Extracted records:
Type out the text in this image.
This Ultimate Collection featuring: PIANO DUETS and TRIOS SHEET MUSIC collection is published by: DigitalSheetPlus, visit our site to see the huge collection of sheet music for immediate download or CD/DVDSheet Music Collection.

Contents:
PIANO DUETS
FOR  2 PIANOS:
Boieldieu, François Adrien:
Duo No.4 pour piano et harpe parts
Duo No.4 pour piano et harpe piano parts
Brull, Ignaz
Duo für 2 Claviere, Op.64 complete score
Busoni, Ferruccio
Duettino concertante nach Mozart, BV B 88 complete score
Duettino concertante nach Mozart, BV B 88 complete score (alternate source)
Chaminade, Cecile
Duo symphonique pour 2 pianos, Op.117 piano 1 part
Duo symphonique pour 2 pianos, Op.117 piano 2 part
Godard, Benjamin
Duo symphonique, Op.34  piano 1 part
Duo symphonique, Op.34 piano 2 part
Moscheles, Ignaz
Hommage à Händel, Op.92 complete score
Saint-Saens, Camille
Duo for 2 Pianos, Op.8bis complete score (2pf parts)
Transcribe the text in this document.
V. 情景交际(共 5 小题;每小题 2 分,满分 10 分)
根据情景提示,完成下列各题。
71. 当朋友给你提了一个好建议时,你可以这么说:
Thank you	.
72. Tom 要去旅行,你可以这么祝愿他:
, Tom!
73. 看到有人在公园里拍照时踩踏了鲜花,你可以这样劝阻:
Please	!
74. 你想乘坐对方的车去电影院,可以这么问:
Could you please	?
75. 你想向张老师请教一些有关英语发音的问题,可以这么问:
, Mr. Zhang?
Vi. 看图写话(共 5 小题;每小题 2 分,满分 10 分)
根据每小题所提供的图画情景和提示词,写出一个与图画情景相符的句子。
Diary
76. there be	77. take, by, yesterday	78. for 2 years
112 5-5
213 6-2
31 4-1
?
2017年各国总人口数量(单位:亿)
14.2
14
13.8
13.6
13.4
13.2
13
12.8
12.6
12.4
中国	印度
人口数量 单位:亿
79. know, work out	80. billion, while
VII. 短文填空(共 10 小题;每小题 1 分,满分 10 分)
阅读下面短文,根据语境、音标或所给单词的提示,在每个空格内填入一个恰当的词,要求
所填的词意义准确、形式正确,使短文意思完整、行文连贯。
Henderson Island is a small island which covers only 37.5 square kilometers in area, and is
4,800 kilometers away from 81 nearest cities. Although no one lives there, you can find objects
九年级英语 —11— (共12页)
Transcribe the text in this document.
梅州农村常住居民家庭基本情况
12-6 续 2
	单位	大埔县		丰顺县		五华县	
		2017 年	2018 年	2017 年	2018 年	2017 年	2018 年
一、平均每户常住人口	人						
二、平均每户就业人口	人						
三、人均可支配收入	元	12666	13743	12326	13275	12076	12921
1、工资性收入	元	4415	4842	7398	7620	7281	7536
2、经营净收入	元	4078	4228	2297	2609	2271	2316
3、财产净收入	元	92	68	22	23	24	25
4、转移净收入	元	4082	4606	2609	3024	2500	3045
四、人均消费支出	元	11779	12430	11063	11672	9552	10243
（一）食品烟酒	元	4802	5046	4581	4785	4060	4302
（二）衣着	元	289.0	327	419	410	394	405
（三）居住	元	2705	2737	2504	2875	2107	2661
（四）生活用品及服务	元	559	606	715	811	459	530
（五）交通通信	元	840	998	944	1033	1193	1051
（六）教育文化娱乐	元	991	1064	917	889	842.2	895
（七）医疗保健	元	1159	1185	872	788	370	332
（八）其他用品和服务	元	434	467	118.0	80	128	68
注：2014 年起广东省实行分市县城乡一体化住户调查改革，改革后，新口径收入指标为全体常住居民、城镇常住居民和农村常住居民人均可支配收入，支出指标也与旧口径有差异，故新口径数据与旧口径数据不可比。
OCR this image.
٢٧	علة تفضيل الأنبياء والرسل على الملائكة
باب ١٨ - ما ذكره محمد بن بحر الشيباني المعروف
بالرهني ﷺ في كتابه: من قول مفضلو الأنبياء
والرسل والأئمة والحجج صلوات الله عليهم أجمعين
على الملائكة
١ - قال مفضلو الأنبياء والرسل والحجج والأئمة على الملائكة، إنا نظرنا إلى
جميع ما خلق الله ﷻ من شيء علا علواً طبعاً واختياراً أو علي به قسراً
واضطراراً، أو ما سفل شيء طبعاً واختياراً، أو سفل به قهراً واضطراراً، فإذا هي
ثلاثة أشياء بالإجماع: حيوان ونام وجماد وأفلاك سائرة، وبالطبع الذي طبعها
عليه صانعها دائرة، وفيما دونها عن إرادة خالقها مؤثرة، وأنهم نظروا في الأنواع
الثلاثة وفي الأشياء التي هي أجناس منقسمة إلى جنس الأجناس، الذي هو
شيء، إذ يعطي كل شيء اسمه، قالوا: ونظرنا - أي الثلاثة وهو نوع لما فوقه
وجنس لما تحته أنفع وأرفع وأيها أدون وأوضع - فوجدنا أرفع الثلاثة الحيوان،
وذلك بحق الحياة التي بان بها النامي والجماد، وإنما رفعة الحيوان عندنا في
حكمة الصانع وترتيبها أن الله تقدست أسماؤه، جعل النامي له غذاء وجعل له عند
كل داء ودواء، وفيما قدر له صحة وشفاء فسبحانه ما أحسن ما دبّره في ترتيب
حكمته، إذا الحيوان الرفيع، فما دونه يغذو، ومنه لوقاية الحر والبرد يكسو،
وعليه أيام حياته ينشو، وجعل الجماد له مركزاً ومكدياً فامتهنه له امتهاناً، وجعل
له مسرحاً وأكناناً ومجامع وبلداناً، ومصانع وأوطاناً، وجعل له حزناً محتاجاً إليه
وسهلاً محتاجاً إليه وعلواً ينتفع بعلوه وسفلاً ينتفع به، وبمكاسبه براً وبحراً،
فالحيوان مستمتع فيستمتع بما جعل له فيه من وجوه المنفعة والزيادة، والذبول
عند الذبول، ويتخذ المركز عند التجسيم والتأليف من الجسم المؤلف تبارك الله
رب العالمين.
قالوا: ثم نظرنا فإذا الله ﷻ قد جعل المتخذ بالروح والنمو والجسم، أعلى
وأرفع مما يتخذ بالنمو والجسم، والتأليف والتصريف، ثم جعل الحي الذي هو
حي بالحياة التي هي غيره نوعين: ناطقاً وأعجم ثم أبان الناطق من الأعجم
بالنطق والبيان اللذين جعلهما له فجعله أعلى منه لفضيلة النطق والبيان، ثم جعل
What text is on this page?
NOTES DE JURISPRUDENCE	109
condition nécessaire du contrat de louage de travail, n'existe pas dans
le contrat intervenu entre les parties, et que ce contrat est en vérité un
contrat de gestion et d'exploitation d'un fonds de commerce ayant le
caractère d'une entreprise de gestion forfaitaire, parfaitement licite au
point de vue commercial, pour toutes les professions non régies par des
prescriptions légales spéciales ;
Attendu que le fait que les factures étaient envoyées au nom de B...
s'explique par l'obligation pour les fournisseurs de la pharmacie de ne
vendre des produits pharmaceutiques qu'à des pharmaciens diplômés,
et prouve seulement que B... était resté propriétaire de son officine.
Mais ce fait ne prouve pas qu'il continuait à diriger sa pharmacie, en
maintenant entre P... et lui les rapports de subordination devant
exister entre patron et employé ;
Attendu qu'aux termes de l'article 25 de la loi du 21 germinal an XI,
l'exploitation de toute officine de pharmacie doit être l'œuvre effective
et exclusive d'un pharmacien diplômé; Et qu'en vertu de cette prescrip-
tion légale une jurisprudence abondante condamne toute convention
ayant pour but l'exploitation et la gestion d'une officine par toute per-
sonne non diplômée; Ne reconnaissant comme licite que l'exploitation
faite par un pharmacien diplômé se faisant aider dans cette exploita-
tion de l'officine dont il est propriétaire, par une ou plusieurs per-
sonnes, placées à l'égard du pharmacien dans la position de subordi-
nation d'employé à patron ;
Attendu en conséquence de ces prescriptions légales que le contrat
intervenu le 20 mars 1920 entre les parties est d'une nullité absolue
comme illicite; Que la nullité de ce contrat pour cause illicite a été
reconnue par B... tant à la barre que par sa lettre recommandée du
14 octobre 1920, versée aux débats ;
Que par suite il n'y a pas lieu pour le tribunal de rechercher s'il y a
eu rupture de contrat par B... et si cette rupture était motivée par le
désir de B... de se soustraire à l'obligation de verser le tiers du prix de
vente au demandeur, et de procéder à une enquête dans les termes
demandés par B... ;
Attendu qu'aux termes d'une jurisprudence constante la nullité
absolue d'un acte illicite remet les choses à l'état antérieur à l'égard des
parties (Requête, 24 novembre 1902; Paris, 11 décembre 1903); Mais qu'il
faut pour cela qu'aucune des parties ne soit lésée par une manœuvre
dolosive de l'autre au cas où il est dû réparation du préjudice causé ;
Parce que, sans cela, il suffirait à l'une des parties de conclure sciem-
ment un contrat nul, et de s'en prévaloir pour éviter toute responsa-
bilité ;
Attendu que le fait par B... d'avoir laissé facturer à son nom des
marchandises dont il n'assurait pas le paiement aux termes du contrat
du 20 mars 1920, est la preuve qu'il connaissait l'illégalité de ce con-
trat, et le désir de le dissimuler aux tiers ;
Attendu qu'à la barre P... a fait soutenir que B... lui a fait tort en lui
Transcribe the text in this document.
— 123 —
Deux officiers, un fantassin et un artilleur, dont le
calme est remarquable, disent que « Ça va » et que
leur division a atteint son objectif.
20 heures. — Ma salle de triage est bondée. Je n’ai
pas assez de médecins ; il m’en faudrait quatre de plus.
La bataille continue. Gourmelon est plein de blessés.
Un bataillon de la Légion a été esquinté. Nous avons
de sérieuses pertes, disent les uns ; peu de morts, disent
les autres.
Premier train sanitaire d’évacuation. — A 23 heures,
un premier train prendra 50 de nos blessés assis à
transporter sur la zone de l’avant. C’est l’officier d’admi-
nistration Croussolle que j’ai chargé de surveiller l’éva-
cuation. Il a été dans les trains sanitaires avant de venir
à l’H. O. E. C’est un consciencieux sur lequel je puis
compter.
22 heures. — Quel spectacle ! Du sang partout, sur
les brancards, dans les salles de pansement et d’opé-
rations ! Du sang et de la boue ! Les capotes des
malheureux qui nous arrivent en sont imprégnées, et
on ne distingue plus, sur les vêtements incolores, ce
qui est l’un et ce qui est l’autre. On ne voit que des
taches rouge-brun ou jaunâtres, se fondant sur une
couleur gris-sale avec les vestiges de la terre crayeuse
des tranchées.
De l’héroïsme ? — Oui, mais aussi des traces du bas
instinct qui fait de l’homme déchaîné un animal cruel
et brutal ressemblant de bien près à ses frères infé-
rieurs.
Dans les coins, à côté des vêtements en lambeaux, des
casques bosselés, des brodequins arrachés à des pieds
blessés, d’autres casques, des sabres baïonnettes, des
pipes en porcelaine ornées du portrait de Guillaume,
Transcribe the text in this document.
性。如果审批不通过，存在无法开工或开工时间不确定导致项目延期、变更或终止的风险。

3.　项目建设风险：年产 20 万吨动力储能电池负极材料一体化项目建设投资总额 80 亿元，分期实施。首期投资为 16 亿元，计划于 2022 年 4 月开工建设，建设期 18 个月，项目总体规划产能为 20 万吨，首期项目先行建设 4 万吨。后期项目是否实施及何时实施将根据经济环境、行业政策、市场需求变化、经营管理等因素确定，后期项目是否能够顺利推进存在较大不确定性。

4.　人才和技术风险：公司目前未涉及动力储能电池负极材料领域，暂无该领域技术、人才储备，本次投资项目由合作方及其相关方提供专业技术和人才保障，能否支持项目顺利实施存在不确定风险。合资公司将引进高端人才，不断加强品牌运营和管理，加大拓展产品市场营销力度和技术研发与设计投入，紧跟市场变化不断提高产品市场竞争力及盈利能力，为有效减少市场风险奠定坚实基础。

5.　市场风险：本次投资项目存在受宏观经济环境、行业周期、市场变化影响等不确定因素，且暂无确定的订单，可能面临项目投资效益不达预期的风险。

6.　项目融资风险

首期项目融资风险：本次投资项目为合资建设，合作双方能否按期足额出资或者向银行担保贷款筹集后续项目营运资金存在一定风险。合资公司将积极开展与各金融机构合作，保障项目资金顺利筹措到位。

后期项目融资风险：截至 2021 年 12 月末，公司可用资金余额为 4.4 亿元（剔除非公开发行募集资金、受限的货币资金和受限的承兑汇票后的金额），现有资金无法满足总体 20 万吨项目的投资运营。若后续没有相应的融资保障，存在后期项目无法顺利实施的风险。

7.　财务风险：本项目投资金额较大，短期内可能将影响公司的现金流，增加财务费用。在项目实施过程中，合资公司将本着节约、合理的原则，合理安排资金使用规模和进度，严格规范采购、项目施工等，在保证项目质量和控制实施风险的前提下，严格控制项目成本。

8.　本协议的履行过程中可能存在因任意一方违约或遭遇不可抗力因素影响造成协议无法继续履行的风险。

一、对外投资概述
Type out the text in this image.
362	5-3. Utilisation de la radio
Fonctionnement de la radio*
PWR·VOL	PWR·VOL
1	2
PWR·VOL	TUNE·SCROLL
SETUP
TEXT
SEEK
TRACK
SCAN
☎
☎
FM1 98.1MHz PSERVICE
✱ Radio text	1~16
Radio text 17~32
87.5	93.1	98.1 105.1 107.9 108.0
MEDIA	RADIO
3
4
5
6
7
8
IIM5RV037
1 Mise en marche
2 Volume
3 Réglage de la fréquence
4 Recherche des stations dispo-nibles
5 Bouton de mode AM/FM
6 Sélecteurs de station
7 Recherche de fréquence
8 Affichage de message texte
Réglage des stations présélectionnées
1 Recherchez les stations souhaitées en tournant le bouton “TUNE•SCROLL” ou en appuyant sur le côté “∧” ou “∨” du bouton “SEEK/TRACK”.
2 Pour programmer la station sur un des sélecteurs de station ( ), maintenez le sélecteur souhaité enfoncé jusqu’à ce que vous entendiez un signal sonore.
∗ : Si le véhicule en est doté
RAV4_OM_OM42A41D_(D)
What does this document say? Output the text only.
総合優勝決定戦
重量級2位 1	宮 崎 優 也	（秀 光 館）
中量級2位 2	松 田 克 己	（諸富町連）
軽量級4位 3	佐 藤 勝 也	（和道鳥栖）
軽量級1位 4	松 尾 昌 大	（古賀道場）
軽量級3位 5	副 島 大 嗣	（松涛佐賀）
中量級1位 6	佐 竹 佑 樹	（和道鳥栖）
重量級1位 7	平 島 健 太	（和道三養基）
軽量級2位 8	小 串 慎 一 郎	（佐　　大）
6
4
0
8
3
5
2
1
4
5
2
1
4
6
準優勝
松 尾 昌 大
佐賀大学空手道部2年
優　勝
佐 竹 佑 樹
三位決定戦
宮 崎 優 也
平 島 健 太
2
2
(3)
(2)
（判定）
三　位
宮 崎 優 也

Your task:
Read the entries and show each line that mentions "وأرفع".

Exercise answer:
وجنس لما تحته أنفع وأرفع وأيها أدون وأوضع - فوجدنا أرفع الثلاثة الحيوان،
وأرفع مما يتخذ بالنمو والجسم، والتأليف والتصريف، ثم جعل الحي الذي هو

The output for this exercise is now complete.